§ **Exercise aim**:
Leaving out every picture, quote the data below exactly as it appears.

┄┄┄┄┄┄

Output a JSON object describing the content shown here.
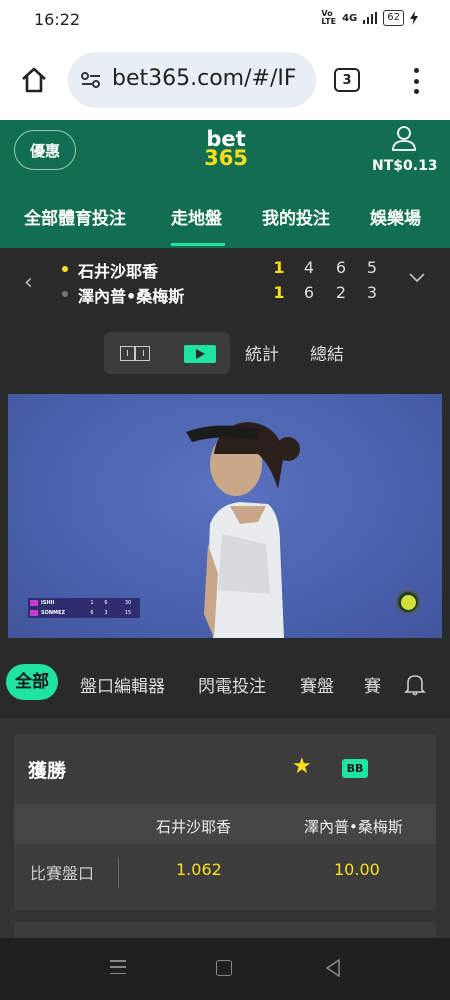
{
  "status_bar": {
    "time": "16:22",
    "network": "4G",
    "battery": "62"
  },
  "browser": {
    "url": "bet365.com/#/IF",
    "tab_count": "3"
  },
  "header": {
    "promo_label": "優惠",
    "logo_top": "bet",
    "logo_bottom": "365",
    "balance": "NT$0.13",
    "nav": [
      "全部體育投注",
      "走地盤",
      "我的投注",
      "娛樂場"
    ],
    "active_nav_index": 1
  },
  "match": {
    "players": [
      {
        "name": "石井沙耶香",
        "scores": [
          "1",
          "4",
          "6",
          "5"
        ],
        "serving": true,
        "dot_color": "#ffdf1b"
      },
      {
        "name": "澤內普•桑梅斯",
        "scores": [
          "1",
          "6",
          "2",
          "3"
        ],
        "serving": false,
        "dot_color": "#777777"
      }
    ]
  },
  "media": {
    "links": [
      "統計",
      "總結"
    ]
  },
  "video_overlay": {
    "rows": [
      {
        "name": "ISHII",
        "g1": "1",
        "g2": "6",
        "g3": "30"
      },
      {
        "name": "SONMEZ",
        "g1": "6",
        "g2": "3",
        "g3": "15"
      }
    ]
  },
  "market_tabs": [
    "全部",
    "盤口編輯器",
    "閃電投注",
    "賽盤",
    "賽"
  ],
  "market": {
    "title": "獲勝",
    "bb_label": "BB",
    "columns": [
      "石井沙耶香",
      "澤內普•桑梅斯"
    ],
    "row_label": "比賽盤口",
    "odds": [
      "1.062",
      "10.00"
    ]
  },
  "colors": {
    "brand_green": "#126e51",
    "accent": "#20e3a2",
    "odds_yellow": "#ffdf1b",
    "dark_bg": "#2a2a2a"
  }
}
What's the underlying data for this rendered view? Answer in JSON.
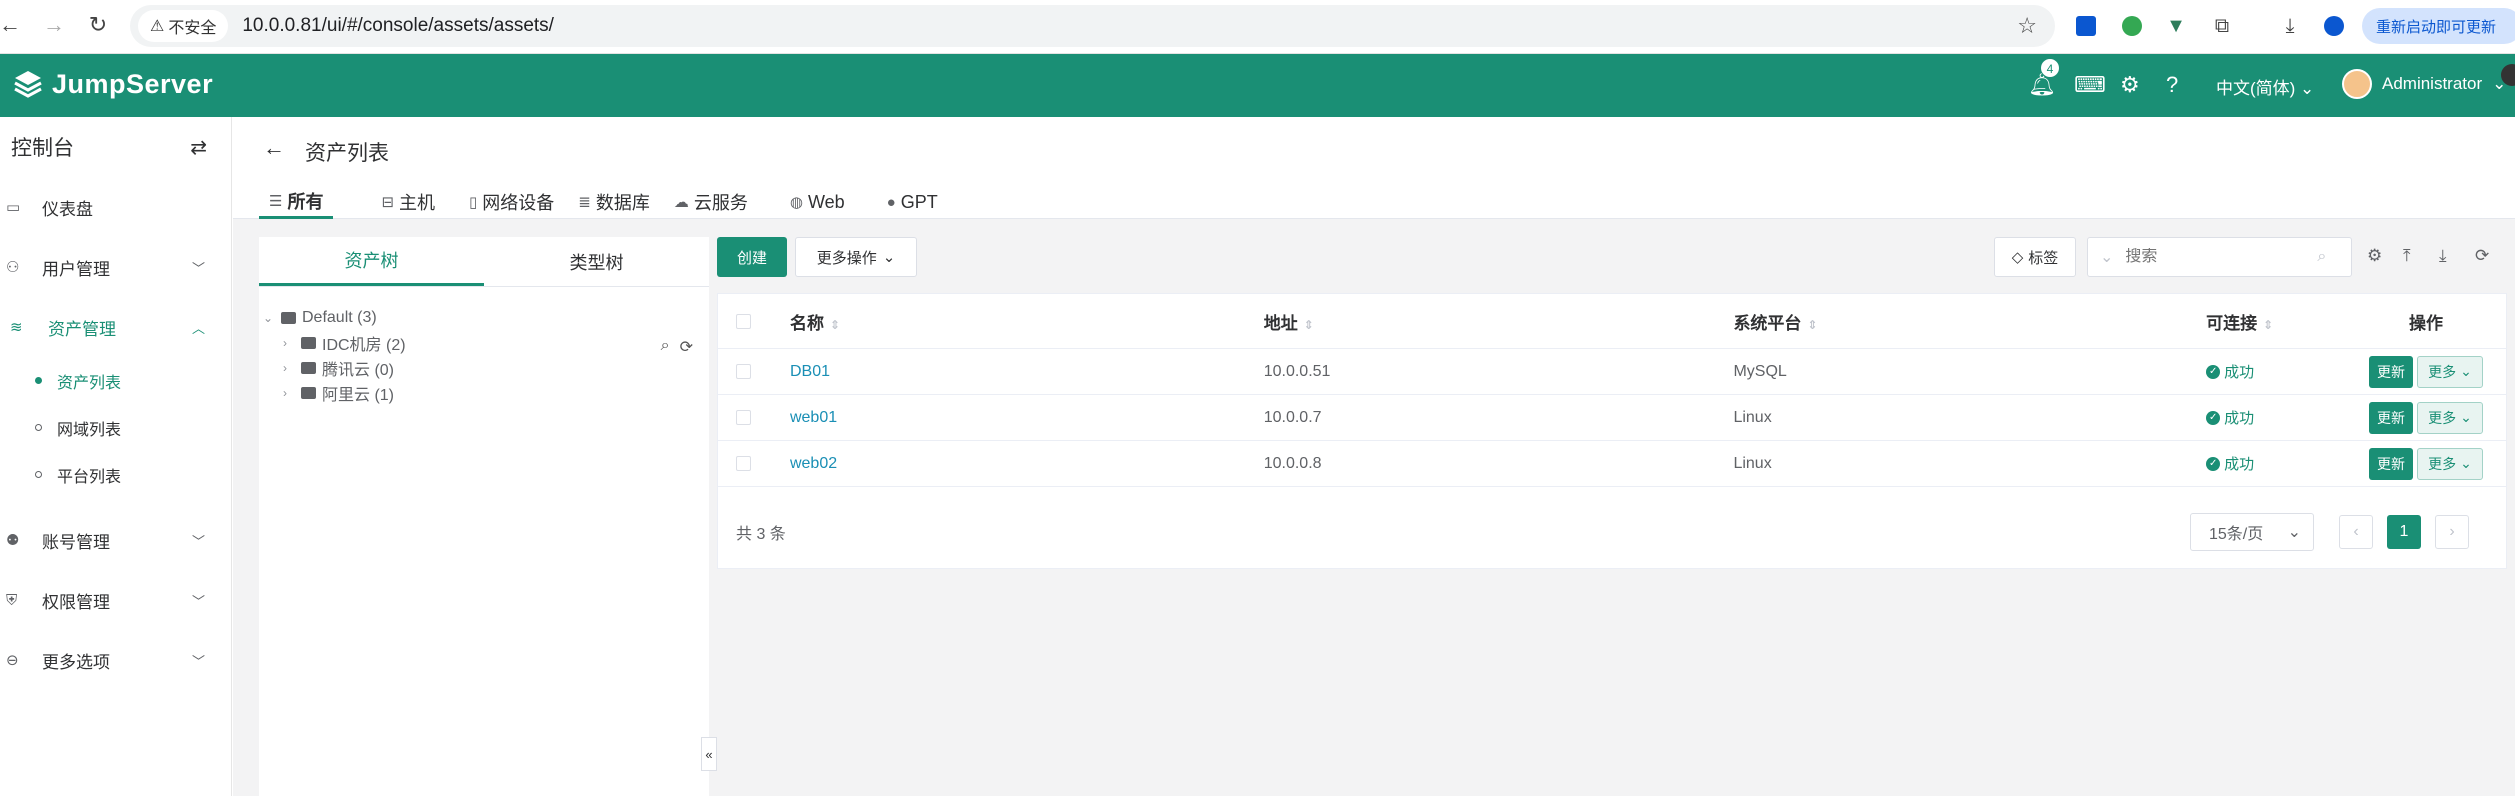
{
  "browser": {
    "security_label": "不安全",
    "url": "10.0.0.81/ui/#/console/assets/assets/",
    "update_label": "重新启动即可更新"
  },
  "topbar": {
    "app_name": "JumpServer",
    "notification_count": "4",
    "language": "中文(简体)",
    "user": "Administrator"
  },
  "sidebar": {
    "title": "控制台",
    "items": [
      {
        "label": "仪表盘",
        "icon": "dashboard-icon"
      },
      {
        "label": "用户管理",
        "icon": "users-icon"
      },
      {
        "label": "资产管理",
        "icon": "assets-icon"
      },
      {
        "label": "账号管理",
        "icon": "accounts-icon"
      },
      {
        "label": "权限管理",
        "icon": "permissions-icon"
      },
      {
        "label": "更多选项",
        "icon": "more-options-icon"
      }
    ],
    "asset_sub": [
      "资产列表",
      "网域列表",
      "平台列表"
    ]
  },
  "page": {
    "title": "资产列表",
    "tabs": [
      "所有",
      "主机",
      "网络设备",
      "数据库",
      "云服务",
      "Web",
      "GPT"
    ]
  },
  "tree": {
    "tabs": [
      "资产树",
      "类型树"
    ],
    "root": "Default (3)",
    "children": [
      "IDC机房 (2)",
      "腾讯云 (0)",
      "阿里云 (1)"
    ]
  },
  "toolbar": {
    "create": "创建",
    "more_actions": "更多操作",
    "tag": "标签",
    "search_placeholder": "搜索"
  },
  "table": {
    "columns": [
      "名称",
      "地址",
      "系统平台",
      "可连接",
      "操作"
    ],
    "rows": [
      {
        "name": "DB01",
        "address": "10.0.0.51",
        "platform": "MySQL",
        "status": "成功"
      },
      {
        "name": "web01",
        "address": "10.0.0.7",
        "platform": "Linux",
        "status": "成功"
      },
      {
        "name": "web02",
        "address": "10.0.0.8",
        "platform": "Linux",
        "status": "成功"
      }
    ],
    "update_btn": "更新",
    "more_btn": "更多"
  },
  "pagination": {
    "total": "共 3 条",
    "page_size": "15条/页",
    "current_page": "1"
  },
  "colors": {
    "brand": "#1a8f75"
  }
}
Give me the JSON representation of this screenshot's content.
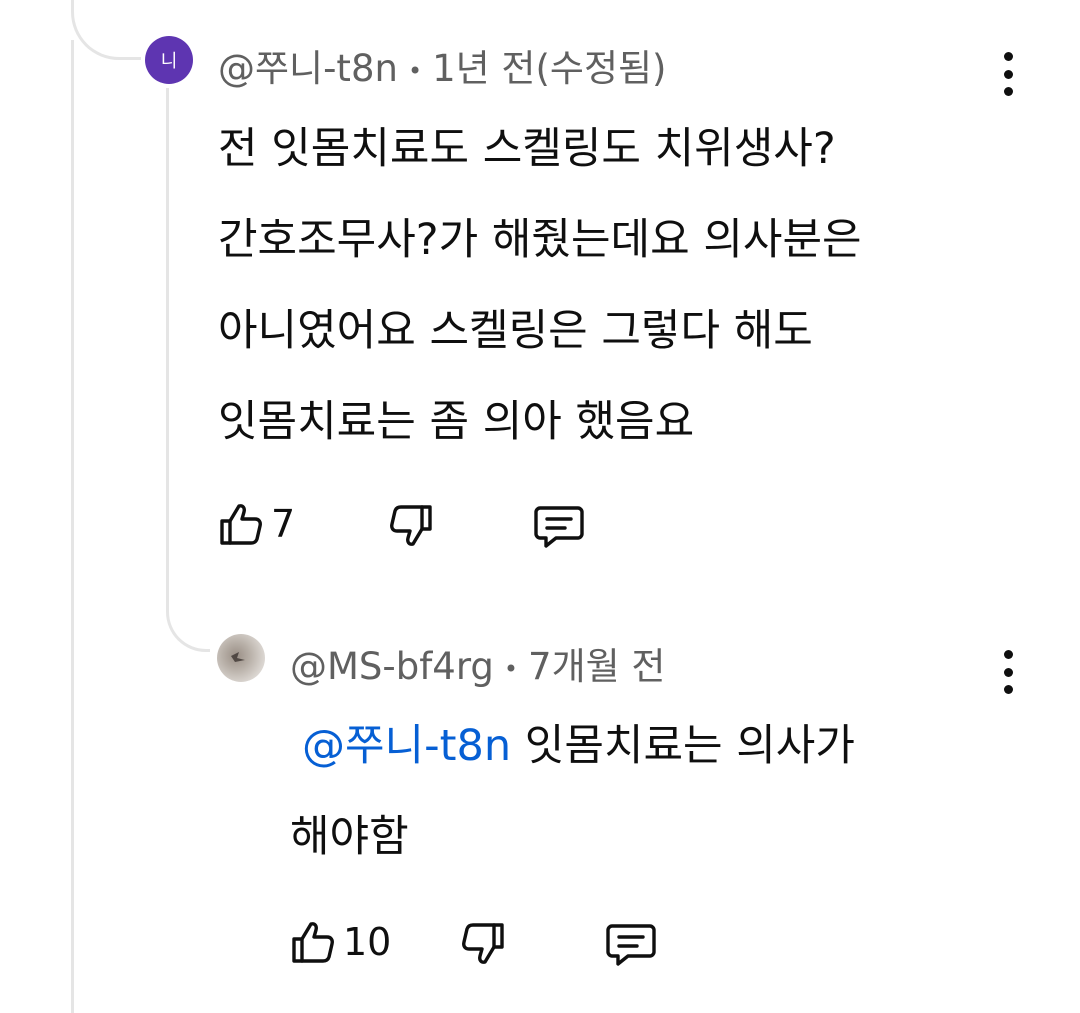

┄┄┄┄┄┄

§ **Full response**:
Output a JSON object describing the content shown here.
{
  "status_bar": {
    "time": "16:22",
    "network": "4G",
    "battery": "62"
  },
  "browser": {
    "url": "bet365.com/#/IF",
    "tab_count": "3"
  },
  "header": {
    "promo_label": "優惠",
    "logo_top": "bet",
    "logo_bottom": "365",
    "balance": "NT$0.13",
    "nav": [
      "全部體育投注",
      "走地盤",
      "我的投注",
      "娛樂場"
    ],
    "active_nav_index": 1
  },
  "match": {
    "players": [
      {
        "name": "石井沙耶香",
        "scores": [
          "1",
          "4",
          "6",
          "5"
        ],
        "serving": true,
        "dot_color": "#ffdf1b"
      },
      {
        "name": "澤內普•桑梅斯",
        "scores": [
          "1",
          "6",
          "2",
          "3"
        ],
        "serving": false,
        "dot_color": "#777777"
      }
    ]
  },
  "media": {
    "links": [
      "統計",
      "總結"
    ]
  },
  "video_overlay": {
    "rows": [
      {
        "name": "ISHII",
        "g1": "1",
        "g2": "6",
        "g3": "30"
      },
      {
        "name": "SONMEZ",
        "g1": "6",
        "g2": "3",
        "g3": "15"
      }
    ]
  },
  "market_tabs": [
    "全部",
    "盤口編輯器",
    "閃電投注",
    "賽盤",
    "賽"
  ],
  "market": {
    "title": "獲勝",
    "bb_label": "BB",
    "columns": [
      "石井沙耶香",
      "澤內普•桑梅斯"
    ],
    "row_label": "比賽盤口",
    "odds": [
      "1.062",
      "10.00"
    ]
  },
  "colors": {
    "brand_green": "#126e51",
    "accent": "#20e3a2",
    "odds_yellow": "#ffdf1b",
    "dark_bg": "#2a2a2a"
  }
}
What's the underlying data for this rendered view? Answer in JSON.
{
  "browser": {
    "security_label": "不安全",
    "url": "10.0.0.81/ui/#/console/assets/assets/",
    "update_label": "重新启动即可更新"
  },
  "topbar": {
    "app_name": "JumpServer",
    "notification_count": "4",
    "language": "中文(简体)",
    "user": "Administrator"
  },
  "sidebar": {
    "title": "控制台",
    "items": [
      {
        "label": "仪表盘",
        "icon": "dashboard-icon"
      },
      {
        "label": "用户管理",
        "icon": "users-icon"
      },
      {
        "label": "资产管理",
        "icon": "assets-icon"
      },
      {
        "label": "账号管理",
        "icon": "accounts-icon"
      },
      {
        "label": "权限管理",
        "icon": "permissions-icon"
      },
      {
        "label": "更多选项",
        "icon": "more-options-icon"
      }
    ],
    "asset_sub": [
      "资产列表",
      "网域列表",
      "平台列表"
    ]
  },
  "page": {
    "title": "资产列表",
    "tabs": [
      "所有",
      "主机",
      "网络设备",
      "数据库",
      "云服务",
      "Web",
      "GPT"
    ]
  },
  "tree": {
    "tabs": [
      "资产树",
      "类型树"
    ],
    "root": "Default (3)",
    "children": [
      "IDC机房 (2)",
      "腾讯云 (0)",
      "阿里云 (1)"
    ]
  },
  "toolbar": {
    "create": "创建",
    "more_actions": "更多操作",
    "tag": "标签",
    "search_placeholder": "搜索"
  },
  "table": {
    "columns": [
      "名称",
      "地址",
      "系统平台",
      "可连接",
      "操作"
    ],
    "rows": [
      {
        "name": "DB01",
        "address": "10.0.0.51",
        "platform": "MySQL",
        "status": "成功"
      },
      {
        "name": "web01",
        "address": "10.0.0.7",
        "platform": "Linux",
        "status": "成功"
      },
      {
        "name": "web02",
        "address": "10.0.0.8",
        "platform": "Linux",
        "status": "成功"
      }
    ],
    "update_btn": "更新",
    "more_btn": "更多"
  },
  "pagination": {
    "total": "共 3 条",
    "page_size": "15条/页",
    "current_page": "1"
  },
  "colors": {
    "brand": "#1a8f75"
  }
}
Give me the JSON representation of this screenshot's content.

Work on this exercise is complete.